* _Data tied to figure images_
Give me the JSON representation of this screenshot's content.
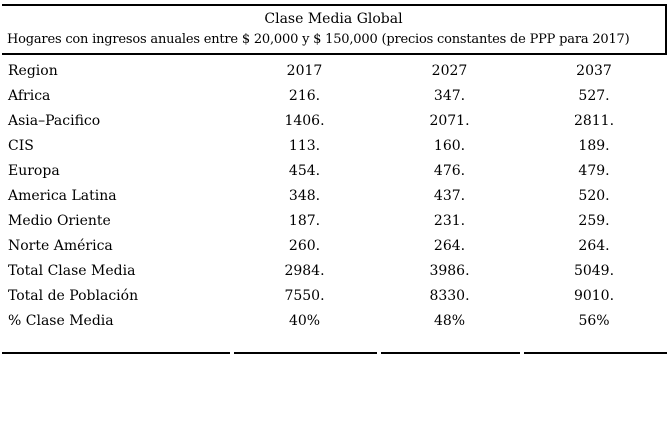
{
  "chart_data": {
    "type": "table",
    "title": "Clase Media Global",
    "subtitle": "Hogares con ingresos anuales entre $ 20,000 y $ 150,000 (precios constantes de PPP para 2017)",
    "columns": [
      "Region",
      "2017",
      "2027",
      "2037"
    ],
    "rows": [
      [
        "Africa",
        "216.",
        "347.",
        "527."
      ],
      [
        "Asia–Pacifico",
        "1406.",
        "2071.",
        "2811."
      ],
      [
        "CIS",
        "113.",
        "160.",
        "189."
      ],
      [
        "Europa",
        "454.",
        "476.",
        "479."
      ],
      [
        "America Latina",
        "348.",
        "437.",
        "520."
      ],
      [
        "Medio Oriente",
        "187.",
        "231.",
        "259."
      ],
      [
        "Norte América",
        "260.",
        "264.",
        "264."
      ],
      [
        "Total Clase Media",
        "2984.",
        "3986.",
        "5049."
      ],
      [
        "Total de Población",
        "7550.",
        "8330.",
        "9010."
      ],
      [
        "% Clase Media",
        "40%",
        "48%",
        "56%"
      ]
    ],
    "layout": {
      "grid": "off",
      "column_alignment": [
        "left",
        "center",
        "center",
        "center"
      ],
      "rule_color": "#000000",
      "text_color": "#000000",
      "background_color": "#ffffff"
    }
  }
}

* _GOAL_
Your task is an exact transcription of all the data, minus the pictures.

* _FINISHED EXERCISE_
Give me the JSON representation of this screenshot's content.
{
  "chart_data": {
    "type": "table",
    "title": "Clase Media Global",
    "subtitle": "Hogares con ingresos anuales entre $ 20,000 y $ 150,000 (precios constantes de PPP para 2017)",
    "columns": [
      "Region",
      "2017",
      "2027",
      "2037"
    ],
    "rows": [
      [
        "Africa",
        "216.",
        "347.",
        "527."
      ],
      [
        "Asia–Pacifico",
        "1406.",
        "2071.",
        "2811."
      ],
      [
        "CIS",
        "113.",
        "160.",
        "189."
      ],
      [
        "Europa",
        "454.",
        "476.",
        "479."
      ],
      [
        "America Latina",
        "348.",
        "437.",
        "520."
      ],
      [
        "Medio Oriente",
        "187.",
        "231.",
        "259."
      ],
      [
        "Norte América",
        "260.",
        "264.",
        "264."
      ],
      [
        "Total Clase Media",
        "2984.",
        "3986.",
        "5049."
      ],
      [
        "Total de Población",
        "7550.",
        "8330.",
        "9010."
      ],
      [
        "% Clase Media",
        "40%",
        "48%",
        "56%"
      ]
    ],
    "layout": {
      "grid": "off",
      "column_alignment": [
        "left",
        "center",
        "center",
        "center"
      ],
      "rule_color": "#000000",
      "text_color": "#000000",
      "background_color": "#ffffff"
    }
  }
}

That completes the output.